GOAL OF THE EXERCISE » Would you transcribe the listing that follows, character for character, and omit its images?

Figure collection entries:
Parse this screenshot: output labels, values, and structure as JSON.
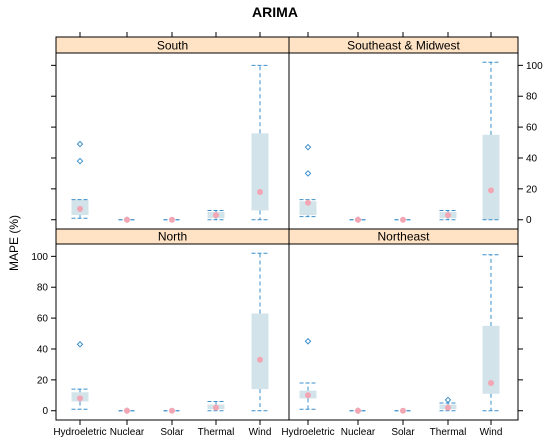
{
  "chart_data": {
    "type": "box",
    "title": "ARIMA",
    "ylabel": "MAPE (%)",
    "ylim": [
      -6,
      108
    ],
    "yticks": [
      0,
      20,
      40,
      60,
      80,
      100
    ],
    "categories": [
      "Hydroeletric",
      "Nuclear",
      "Solar",
      "Thermal",
      "Wind"
    ],
    "colors": {
      "box_fill": "#d2e3ea",
      "whisker": "#3b8fcc",
      "median_dot": "#f2a6b4",
      "outlier": "#3b8fcc",
      "strip": "#ffe3c4"
    },
    "panels": [
      {
        "name": "South",
        "boxes": [
          {
            "category": "Hydroeletric",
            "min": 1,
            "q1": 3,
            "median": 7,
            "q3": 13,
            "max": 13,
            "outliers": [
              38,
              49
            ]
          },
          {
            "category": "Nuclear",
            "min": 0,
            "q1": 0,
            "median": 0,
            "q3": 0,
            "max": 0,
            "outliers": [
              0
            ]
          },
          {
            "category": "Solar",
            "min": 0,
            "q1": 0,
            "median": 0,
            "q3": 0,
            "max": 0,
            "outliers": []
          },
          {
            "category": "Thermal",
            "min": 0,
            "q1": 1,
            "median": 3,
            "q3": 5,
            "max": 6,
            "outliers": []
          },
          {
            "category": "Wind",
            "min": 0,
            "q1": 6,
            "median": 18,
            "q3": 56,
            "max": 100,
            "outliers": []
          }
        ]
      },
      {
        "name": "Southeast & Midwest",
        "boxes": [
          {
            "category": "Hydroeletric",
            "min": 2,
            "q1": 3,
            "median": 11,
            "q3": 12,
            "max": 13,
            "outliers": [
              30,
              47
            ]
          },
          {
            "category": "Nuclear",
            "min": 0,
            "q1": 0,
            "median": 0,
            "q3": 0,
            "max": 0,
            "outliers": [
              0
            ]
          },
          {
            "category": "Solar",
            "min": 0,
            "q1": 0,
            "median": 0,
            "q3": 0,
            "max": 0,
            "outliers": []
          },
          {
            "category": "Thermal",
            "min": 0,
            "q1": 1,
            "median": 3,
            "q3": 5,
            "max": 6,
            "outliers": []
          },
          {
            "category": "Wind",
            "min": 0,
            "q1": 0,
            "median": 19,
            "q3": 55,
            "max": 102,
            "outliers": []
          }
        ]
      },
      {
        "name": "North",
        "boxes": [
          {
            "category": "Hydroeletric",
            "min": 1,
            "q1": 6,
            "median": 8,
            "q3": 12,
            "max": 14,
            "outliers": [
              43
            ]
          },
          {
            "category": "Nuclear",
            "min": 0,
            "q1": 0,
            "median": 0,
            "q3": 0,
            "max": 0,
            "outliers": [
              0
            ]
          },
          {
            "category": "Solar",
            "min": 0,
            "q1": 0,
            "median": 0,
            "q3": 0,
            "max": 0,
            "outliers": []
          },
          {
            "category": "Thermal",
            "min": 0,
            "q1": 1,
            "median": 2,
            "q3": 4,
            "max": 6,
            "outliers": []
          },
          {
            "category": "Wind",
            "min": 0,
            "q1": 14,
            "median": 33,
            "q3": 63,
            "max": 102,
            "outliers": []
          }
        ]
      },
      {
        "name": "Northeast",
        "boxes": [
          {
            "category": "Hydroeletric",
            "min": 1,
            "q1": 8,
            "median": 10,
            "q3": 13,
            "max": 18,
            "outliers": [
              45
            ]
          },
          {
            "category": "Nuclear",
            "min": 0,
            "q1": 0,
            "median": 0,
            "q3": 0,
            "max": 0,
            "outliers": [
              0
            ]
          },
          {
            "category": "Solar",
            "min": 0,
            "q1": 0,
            "median": 0,
            "q3": 0,
            "max": 0,
            "outliers": []
          },
          {
            "category": "Thermal",
            "min": 0,
            "q1": 1,
            "median": 2,
            "q3": 4,
            "max": 5,
            "outliers": [
              7
            ]
          },
          {
            "category": "Wind",
            "min": 0,
            "q1": 11,
            "median": 18,
            "q3": 55,
            "max": 101,
            "outliers": []
          }
        ]
      }
    ]
  }
}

IN RESPONSE »
Parse this screenshot: output labels, values, and structure as JSON.
{
  "chart_data": {
    "type": "box",
    "title": "ARIMA",
    "ylabel": "MAPE (%)",
    "ylim": [
      -6,
      108
    ],
    "yticks": [
      0,
      20,
      40,
      60,
      80,
      100
    ],
    "categories": [
      "Hydroeletric",
      "Nuclear",
      "Solar",
      "Thermal",
      "Wind"
    ],
    "colors": {
      "box_fill": "#d2e3ea",
      "whisker": "#3b8fcc",
      "median_dot": "#f2a6b4",
      "outlier": "#3b8fcc",
      "strip": "#ffe3c4"
    },
    "panels": [
      {
        "name": "South",
        "boxes": [
          {
            "category": "Hydroeletric",
            "min": 1,
            "q1": 3,
            "median": 7,
            "q3": 13,
            "max": 13,
            "outliers": [
              38,
              49
            ]
          },
          {
            "category": "Nuclear",
            "min": 0,
            "q1": 0,
            "median": 0,
            "q3": 0,
            "max": 0,
            "outliers": [
              0
            ]
          },
          {
            "category": "Solar",
            "min": 0,
            "q1": 0,
            "median": 0,
            "q3": 0,
            "max": 0,
            "outliers": []
          },
          {
            "category": "Thermal",
            "min": 0,
            "q1": 1,
            "median": 3,
            "q3": 5,
            "max": 6,
            "outliers": []
          },
          {
            "category": "Wind",
            "min": 0,
            "q1": 6,
            "median": 18,
            "q3": 56,
            "max": 100,
            "outliers": []
          }
        ]
      },
      {
        "name": "Southeast & Midwest",
        "boxes": [
          {
            "category": "Hydroeletric",
            "min": 2,
            "q1": 3,
            "median": 11,
            "q3": 12,
            "max": 13,
            "outliers": [
              30,
              47
            ]
          },
          {
            "category": "Nuclear",
            "min": 0,
            "q1": 0,
            "median": 0,
            "q3": 0,
            "max": 0,
            "outliers": [
              0
            ]
          },
          {
            "category": "Solar",
            "min": 0,
            "q1": 0,
            "median": 0,
            "q3": 0,
            "max": 0,
            "outliers": []
          },
          {
            "category": "Thermal",
            "min": 0,
            "q1": 1,
            "median": 3,
            "q3": 5,
            "max": 6,
            "outliers": []
          },
          {
            "category": "Wind",
            "min": 0,
            "q1": 0,
            "median": 19,
            "q3": 55,
            "max": 102,
            "outliers": []
          }
        ]
      },
      {
        "name": "North",
        "boxes": [
          {
            "category": "Hydroeletric",
            "min": 1,
            "q1": 6,
            "median": 8,
            "q3": 12,
            "max": 14,
            "outliers": [
              43
            ]
          },
          {
            "category": "Nuclear",
            "min": 0,
            "q1": 0,
            "median": 0,
            "q3": 0,
            "max": 0,
            "outliers": [
              0
            ]
          },
          {
            "category": "Solar",
            "min": 0,
            "q1": 0,
            "median": 0,
            "q3": 0,
            "max": 0,
            "outliers": []
          },
          {
            "category": "Thermal",
            "min": 0,
            "q1": 1,
            "median": 2,
            "q3": 4,
            "max": 6,
            "outliers": []
          },
          {
            "category": "Wind",
            "min": 0,
            "q1": 14,
            "median": 33,
            "q3": 63,
            "max": 102,
            "outliers": []
          }
        ]
      },
      {
        "name": "Northeast",
        "boxes": [
          {
            "category": "Hydroeletric",
            "min": 1,
            "q1": 8,
            "median": 10,
            "q3": 13,
            "max": 18,
            "outliers": [
              45
            ]
          },
          {
            "category": "Nuclear",
            "min": 0,
            "q1": 0,
            "median": 0,
            "q3": 0,
            "max": 0,
            "outliers": [
              0
            ]
          },
          {
            "category": "Solar",
            "min": 0,
            "q1": 0,
            "median": 0,
            "q3": 0,
            "max": 0,
            "outliers": []
          },
          {
            "category": "Thermal",
            "min": 0,
            "q1": 1,
            "median": 2,
            "q3": 4,
            "max": 5,
            "outliers": [
              7
            ]
          },
          {
            "category": "Wind",
            "min": 0,
            "q1": 11,
            "median": 18,
            "q3": 55,
            "max": 101,
            "outliers": []
          }
        ]
      }
    ]
  }
}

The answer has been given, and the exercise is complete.